**EXERCISE BRIEF**
Reproduce this listing in full.

━━━ DATA FOR PROCESSING

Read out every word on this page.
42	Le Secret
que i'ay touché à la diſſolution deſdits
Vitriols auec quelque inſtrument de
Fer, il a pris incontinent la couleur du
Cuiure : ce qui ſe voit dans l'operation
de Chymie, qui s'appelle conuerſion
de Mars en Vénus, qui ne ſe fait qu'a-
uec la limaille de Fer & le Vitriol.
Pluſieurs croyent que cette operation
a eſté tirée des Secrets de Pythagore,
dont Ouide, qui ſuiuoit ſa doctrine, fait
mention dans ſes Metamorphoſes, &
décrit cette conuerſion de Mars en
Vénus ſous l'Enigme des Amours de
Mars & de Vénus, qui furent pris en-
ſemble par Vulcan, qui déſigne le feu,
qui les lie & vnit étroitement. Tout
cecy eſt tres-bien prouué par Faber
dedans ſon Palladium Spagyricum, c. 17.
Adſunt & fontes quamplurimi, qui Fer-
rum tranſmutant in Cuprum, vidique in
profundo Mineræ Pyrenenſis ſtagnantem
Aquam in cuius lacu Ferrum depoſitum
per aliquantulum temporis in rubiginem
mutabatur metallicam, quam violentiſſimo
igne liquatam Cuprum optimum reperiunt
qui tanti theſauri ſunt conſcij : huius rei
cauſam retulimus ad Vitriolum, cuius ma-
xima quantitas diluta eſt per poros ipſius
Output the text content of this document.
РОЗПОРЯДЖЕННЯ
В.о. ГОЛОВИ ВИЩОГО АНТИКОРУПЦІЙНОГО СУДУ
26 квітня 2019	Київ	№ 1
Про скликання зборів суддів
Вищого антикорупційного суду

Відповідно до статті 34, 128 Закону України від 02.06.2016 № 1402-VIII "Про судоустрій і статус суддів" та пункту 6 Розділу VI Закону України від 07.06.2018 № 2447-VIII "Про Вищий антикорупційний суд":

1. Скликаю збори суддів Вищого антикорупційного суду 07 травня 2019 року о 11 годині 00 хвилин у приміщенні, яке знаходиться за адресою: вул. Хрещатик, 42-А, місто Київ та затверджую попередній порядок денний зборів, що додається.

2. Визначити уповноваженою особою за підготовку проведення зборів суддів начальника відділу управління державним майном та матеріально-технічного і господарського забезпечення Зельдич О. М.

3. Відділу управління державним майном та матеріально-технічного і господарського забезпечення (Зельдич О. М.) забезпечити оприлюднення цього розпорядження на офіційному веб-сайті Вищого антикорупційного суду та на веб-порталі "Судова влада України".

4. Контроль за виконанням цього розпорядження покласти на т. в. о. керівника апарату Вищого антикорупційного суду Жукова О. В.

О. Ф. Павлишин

━━━━━━

**TASK OUTPUT**
Read out every word on this page.
42	Le Secret
que i'ay touché à la diſſolution deſdits
Vitriols auec quelque inſtrument de
Fer, il a pris incontinent la couleur du
Cuiure : ce qui ſe voit dans l'operation
de Chymie, qui s'appelle conuerſion
de Mars en Vénus, qui ne ſe fait qu'a-
uec la limaille de Fer & le Vitriol.
Pluſieurs croyent que cette operation
a eſté tirée des Secrets de Pythagore,
dont Ouide, qui ſuiuoit ſa doctrine, fait
mention dans ſes Metamorphoſes, &
décrit cette conuerſion de Mars en
Vénus ſous l'Enigme des Amours de
Mars & de Vénus, qui furent pris en-
ſemble par Vulcan, qui déſigne le feu,
qui les lie & vnit étroitement. Tout
cecy eſt tres-bien prouué par Faber
dedans ſon Palladium Spagyricum, c. 17.
Adſunt & fontes quamplurimi, qui Fer-
rum tranſmutant in Cuprum, vidique in
profundo Mineræ Pyrenenſis ſtagnantem
Aquam in cuius lacu Ferrum depoſitum
per aliquantulum temporis in rubiginem
mutabatur metallicam, quam violentiſſimo
igne liquatam Cuprum optimum reperiunt
qui tanti theſauri ſunt conſcij : huius rei
cauſam retulimus ad Vitriolum, cuius ma-
xima quantitas diluta eſt per poros ipſius
Output the text content of this document.
РОЗПОРЯДЖЕННЯ
В.о. ГОЛОВИ ВИЩОГО АНТИКОРУПЦІЙНОГО СУДУ
26 квітня 2019	Київ	№ 1
Про скликання зборів суддів
Вищого антикорупційного суду

Відповідно до статті 34, 128 Закону України від 02.06.2016 № 1402-VIII "Про судоустрій і статус суддів" та пункту 6 Розділу VI Закону України від 07.06.2018 № 2447-VIII "Про Вищий антикорупційний суд":

1. Скликаю збори суддів Вищого антикорупційного суду 07 травня 2019 року о 11 годині 00 хвилин у приміщенні, яке знаходиться за адресою: вул. Хрещатик, 42-А, місто Київ та затверджую попередній порядок денний зборів, що додається.

2. Визначити уповноваженою особою за підготовку проведення зборів суддів начальника відділу управління державним майном та матеріально-технічного і господарського забезпечення Зельдич О. М.

3. Відділу управління державним майном та матеріально-технічного і господарського забезпечення (Зельдич О. М.) забезпечити оприлюднення цього розпорядження на офіційному веб-сайті Вищого антикорупційного суду та на веб-порталі "Судова влада України".

4. Контроль за виконанням цього розпорядження покласти на т. в. о. керівника апарату Вищого антикорупційного суду Жукова О. В.

О. Ф. Павлишин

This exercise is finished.